### THE TASK
Reproduce the records exactly.

(Items listed in a dataset)
>>>

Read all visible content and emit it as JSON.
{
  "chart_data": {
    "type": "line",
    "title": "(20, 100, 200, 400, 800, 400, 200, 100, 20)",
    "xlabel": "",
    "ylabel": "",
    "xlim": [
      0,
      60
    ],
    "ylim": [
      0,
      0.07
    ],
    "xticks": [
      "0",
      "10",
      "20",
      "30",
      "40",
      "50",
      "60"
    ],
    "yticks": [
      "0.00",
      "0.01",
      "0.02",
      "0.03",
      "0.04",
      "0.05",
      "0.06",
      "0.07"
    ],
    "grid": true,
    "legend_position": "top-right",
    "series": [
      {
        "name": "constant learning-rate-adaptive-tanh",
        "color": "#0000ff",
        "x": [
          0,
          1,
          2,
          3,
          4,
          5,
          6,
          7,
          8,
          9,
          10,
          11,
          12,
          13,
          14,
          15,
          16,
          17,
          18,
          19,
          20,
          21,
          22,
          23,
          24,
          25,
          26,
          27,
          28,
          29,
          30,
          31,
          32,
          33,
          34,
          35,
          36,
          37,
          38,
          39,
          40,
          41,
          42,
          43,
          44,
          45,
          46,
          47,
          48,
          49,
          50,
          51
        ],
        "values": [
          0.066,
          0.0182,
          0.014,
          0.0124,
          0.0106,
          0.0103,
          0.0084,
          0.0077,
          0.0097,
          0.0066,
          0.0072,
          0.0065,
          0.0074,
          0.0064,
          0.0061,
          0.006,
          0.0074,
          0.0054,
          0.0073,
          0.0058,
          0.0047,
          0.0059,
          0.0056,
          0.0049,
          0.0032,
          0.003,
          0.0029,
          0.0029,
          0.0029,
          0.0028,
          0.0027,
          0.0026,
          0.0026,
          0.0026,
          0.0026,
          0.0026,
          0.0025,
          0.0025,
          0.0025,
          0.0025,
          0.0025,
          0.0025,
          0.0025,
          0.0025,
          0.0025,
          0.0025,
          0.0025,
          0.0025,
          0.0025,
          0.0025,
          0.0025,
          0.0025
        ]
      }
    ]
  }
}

<<<

### ANSWER FOR THE TASK
Read all visible content and emit it as JSON.
{
  "chart_data": {
    "type": "line",
    "title": "(20, 100, 200, 400, 800, 400, 200, 100, 20)",
    "xlabel": "",
    "ylabel": "",
    "xlim": [
      0,
      60
    ],
    "ylim": [
      0,
      0.07
    ],
    "xticks": [
      "0",
      "10",
      "20",
      "30",
      "40",
      "50",
      "60"
    ],
    "yticks": [
      "0.00",
      "0.01",
      "0.02",
      "0.03",
      "0.04",
      "0.05",
      "0.06",
      "0.07"
    ],
    "grid": true,
    "legend_position": "top-right",
    "series": [
      {
        "name": "constant learning-rate-adaptive-tanh",
        "color": "#0000ff",
        "x": [
          0,
          1,
          2,
          3,
          4,
          5,
          6,
          7,
          8,
          9,
          10,
          11,
          12,
          13,
          14,
          15,
          16,
          17,
          18,
          19,
          20,
          21,
          22,
          23,
          24,
          25,
          26,
          27,
          28,
          29,
          30,
          31,
          32,
          33,
          34,
          35,
          36,
          37,
          38,
          39,
          40,
          41,
          42,
          43,
          44,
          45,
          46,
          47,
          48,
          49,
          50,
          51
        ],
        "values": [
          0.066,
          0.0182,
          0.014,
          0.0124,
          0.0106,
          0.0103,
          0.0084,
          0.0077,
          0.0097,
          0.0066,
          0.0072,
          0.0065,
          0.0074,
          0.0064,
          0.0061,
          0.006,
          0.0074,
          0.0054,
          0.0073,
          0.0058,
          0.0047,
          0.0059,
          0.0056,
          0.0049,
          0.0032,
          0.003,
          0.0029,
          0.0029,
          0.0029,
          0.0028,
          0.0027,
          0.0026,
          0.0026,
          0.0026,
          0.0026,
          0.0026,
          0.0025,
          0.0025,
          0.0025,
          0.0025,
          0.0025,
          0.0025,
          0.0025,
          0.0025,
          0.0025,
          0.0025,
          0.0025,
          0.0025,
          0.0025,
          0.0025,
          0.0025,
          0.0025
        ]
      }
    ]
  }
}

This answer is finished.